READING TEXT:
RE-CONNECT

ThanksgivingEvening

What a master at disconnect, without trying, an unfortunate outcome from childhood and numerous, countless sexual attacks from those I loved, trusted and looked up to. I totally disconnect from my body until it cannot be ignored any longer. Also an escape. Be it exercise, drugs, drink, shopping, food, you name it, too much of something may be an escape.

My drug of choice since the age of 8…food. I ate to numb. I ate so much I threw up in the night. Mom kept feeding me. It was all she could do, or would do. Chapter 2:EIGHT

The one thing comforting me has the potential to kill. The recent hospital stay gave me the scare I know I needed. Otherwise, I’d keep up with my life-long habit of pacifying my ache for love with food. Fill the hole up fast then everything is alright.

ENTRIES SHOWN:
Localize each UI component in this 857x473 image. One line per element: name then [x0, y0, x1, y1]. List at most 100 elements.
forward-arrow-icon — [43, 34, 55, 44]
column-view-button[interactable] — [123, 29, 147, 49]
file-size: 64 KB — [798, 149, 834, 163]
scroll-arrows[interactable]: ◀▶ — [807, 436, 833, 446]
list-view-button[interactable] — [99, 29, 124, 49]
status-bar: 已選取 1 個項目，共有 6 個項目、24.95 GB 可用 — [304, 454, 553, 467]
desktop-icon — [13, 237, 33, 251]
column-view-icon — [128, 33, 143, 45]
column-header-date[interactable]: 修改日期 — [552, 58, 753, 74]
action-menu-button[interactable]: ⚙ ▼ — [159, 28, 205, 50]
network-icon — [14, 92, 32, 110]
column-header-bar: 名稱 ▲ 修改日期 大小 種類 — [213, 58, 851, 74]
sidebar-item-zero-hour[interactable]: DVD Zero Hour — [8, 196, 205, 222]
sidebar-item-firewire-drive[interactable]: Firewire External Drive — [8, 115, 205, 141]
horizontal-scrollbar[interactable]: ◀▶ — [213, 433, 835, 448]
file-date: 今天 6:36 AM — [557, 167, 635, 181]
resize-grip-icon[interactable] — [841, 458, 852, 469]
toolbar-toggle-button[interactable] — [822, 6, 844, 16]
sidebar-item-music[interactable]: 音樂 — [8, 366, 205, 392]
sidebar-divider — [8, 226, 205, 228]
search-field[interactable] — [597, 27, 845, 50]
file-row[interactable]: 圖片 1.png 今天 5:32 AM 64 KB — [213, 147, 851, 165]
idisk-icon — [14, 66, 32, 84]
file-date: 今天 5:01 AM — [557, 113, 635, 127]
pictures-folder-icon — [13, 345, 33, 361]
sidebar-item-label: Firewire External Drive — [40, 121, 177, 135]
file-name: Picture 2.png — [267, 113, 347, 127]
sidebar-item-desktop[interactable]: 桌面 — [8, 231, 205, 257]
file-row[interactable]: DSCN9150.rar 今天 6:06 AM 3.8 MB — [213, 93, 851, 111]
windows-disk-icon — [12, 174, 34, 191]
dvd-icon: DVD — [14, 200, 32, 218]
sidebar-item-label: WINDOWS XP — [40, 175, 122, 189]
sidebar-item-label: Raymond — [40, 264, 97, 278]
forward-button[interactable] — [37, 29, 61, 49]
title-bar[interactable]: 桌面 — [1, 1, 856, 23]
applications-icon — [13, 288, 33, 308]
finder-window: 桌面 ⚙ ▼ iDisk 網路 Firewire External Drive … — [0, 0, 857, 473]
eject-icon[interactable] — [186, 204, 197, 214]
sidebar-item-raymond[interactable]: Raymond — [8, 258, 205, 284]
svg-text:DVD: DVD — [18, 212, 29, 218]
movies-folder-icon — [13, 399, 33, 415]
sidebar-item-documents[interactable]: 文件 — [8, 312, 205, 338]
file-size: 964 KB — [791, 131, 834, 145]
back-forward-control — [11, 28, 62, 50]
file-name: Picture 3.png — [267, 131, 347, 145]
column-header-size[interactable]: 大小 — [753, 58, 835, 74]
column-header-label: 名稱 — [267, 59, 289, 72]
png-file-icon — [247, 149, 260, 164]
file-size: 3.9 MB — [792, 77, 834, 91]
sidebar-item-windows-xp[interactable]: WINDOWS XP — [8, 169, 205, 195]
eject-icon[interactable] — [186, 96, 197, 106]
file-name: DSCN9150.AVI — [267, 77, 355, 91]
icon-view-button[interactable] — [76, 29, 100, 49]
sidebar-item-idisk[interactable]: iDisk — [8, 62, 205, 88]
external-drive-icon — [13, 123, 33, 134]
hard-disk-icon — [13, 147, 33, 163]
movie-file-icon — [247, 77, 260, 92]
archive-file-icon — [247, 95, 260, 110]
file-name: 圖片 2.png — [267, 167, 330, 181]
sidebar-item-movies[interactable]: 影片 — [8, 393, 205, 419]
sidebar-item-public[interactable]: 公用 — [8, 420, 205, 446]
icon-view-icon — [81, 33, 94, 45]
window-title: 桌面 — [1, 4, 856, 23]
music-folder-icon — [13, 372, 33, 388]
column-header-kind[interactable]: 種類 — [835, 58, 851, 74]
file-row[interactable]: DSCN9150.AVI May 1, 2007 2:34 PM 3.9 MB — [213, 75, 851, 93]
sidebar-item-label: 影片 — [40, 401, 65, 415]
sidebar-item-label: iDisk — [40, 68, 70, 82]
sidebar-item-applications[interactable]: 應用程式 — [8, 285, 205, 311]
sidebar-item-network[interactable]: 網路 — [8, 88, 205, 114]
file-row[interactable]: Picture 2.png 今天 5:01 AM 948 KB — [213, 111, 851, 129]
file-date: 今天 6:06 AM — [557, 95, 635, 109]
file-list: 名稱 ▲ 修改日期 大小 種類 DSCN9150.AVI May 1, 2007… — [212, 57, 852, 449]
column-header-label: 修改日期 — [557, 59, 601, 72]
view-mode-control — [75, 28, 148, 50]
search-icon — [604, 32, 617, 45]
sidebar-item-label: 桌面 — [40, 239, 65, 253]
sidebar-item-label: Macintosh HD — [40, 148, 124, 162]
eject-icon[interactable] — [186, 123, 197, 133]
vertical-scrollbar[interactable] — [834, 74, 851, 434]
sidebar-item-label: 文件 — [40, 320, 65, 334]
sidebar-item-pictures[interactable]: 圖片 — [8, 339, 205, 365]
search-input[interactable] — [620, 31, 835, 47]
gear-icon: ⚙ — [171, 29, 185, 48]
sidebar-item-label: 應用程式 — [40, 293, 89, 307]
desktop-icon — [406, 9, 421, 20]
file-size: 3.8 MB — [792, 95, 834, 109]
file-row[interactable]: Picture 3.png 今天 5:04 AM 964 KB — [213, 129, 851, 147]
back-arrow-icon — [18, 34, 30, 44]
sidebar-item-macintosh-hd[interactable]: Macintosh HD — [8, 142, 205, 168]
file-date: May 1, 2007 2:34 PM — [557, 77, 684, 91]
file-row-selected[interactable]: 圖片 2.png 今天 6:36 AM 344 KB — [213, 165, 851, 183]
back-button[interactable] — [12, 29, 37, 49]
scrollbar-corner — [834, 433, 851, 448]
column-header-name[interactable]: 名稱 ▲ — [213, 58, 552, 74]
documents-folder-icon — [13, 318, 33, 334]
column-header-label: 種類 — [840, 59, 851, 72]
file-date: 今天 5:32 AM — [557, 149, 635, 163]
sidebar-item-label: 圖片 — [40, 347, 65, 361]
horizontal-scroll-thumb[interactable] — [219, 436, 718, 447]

WORK TO COMPLETE:
[1] In the piece about disconnecting and using food as an escape, at what age did food become the writer's drug of choice?
[2] Extend the piece about disconnecting and using food as an escape, picking up after its last sentence.

TASK-BY-TASK RESULTS:
[1] At the age of 8.

[2]
Except it isn’t. My war torn body has had enough of my tyranny. The fragile lining of my digestive tract bled out. I almost received two units of blood but my meek protests allowed time for blood counts to rise slowly so doctors knew the bleed had stopped. The diagnosis, internal bleed due to Meloxicam use.

With a serious demeanor, looking steadily into my eyes, the attending physician stated “No NSAIDS ever again. ” My GP confirmed this at the follow-up visit after discharge.

In order to heal the area bleeding, other precautions are needed in terms of diet and drink, the same ones as if treating GERD. Though the Meloxicam prescribed for my impinged shoulder caused the bleed, the surgery 30 years ago, and my need to over-fill, made me vulnerable to the medicine. That is my diagnosis.  BUTCHERED

There’s no running off. Time to be here, present, in my body…my poor body. What I’ve done to it over the years, especially these last few when the tissues are wearing out and cannot take my abuse any longer. It is time to care deeply, go deeper, and truly connect within to my insides, a place I’ve been running from.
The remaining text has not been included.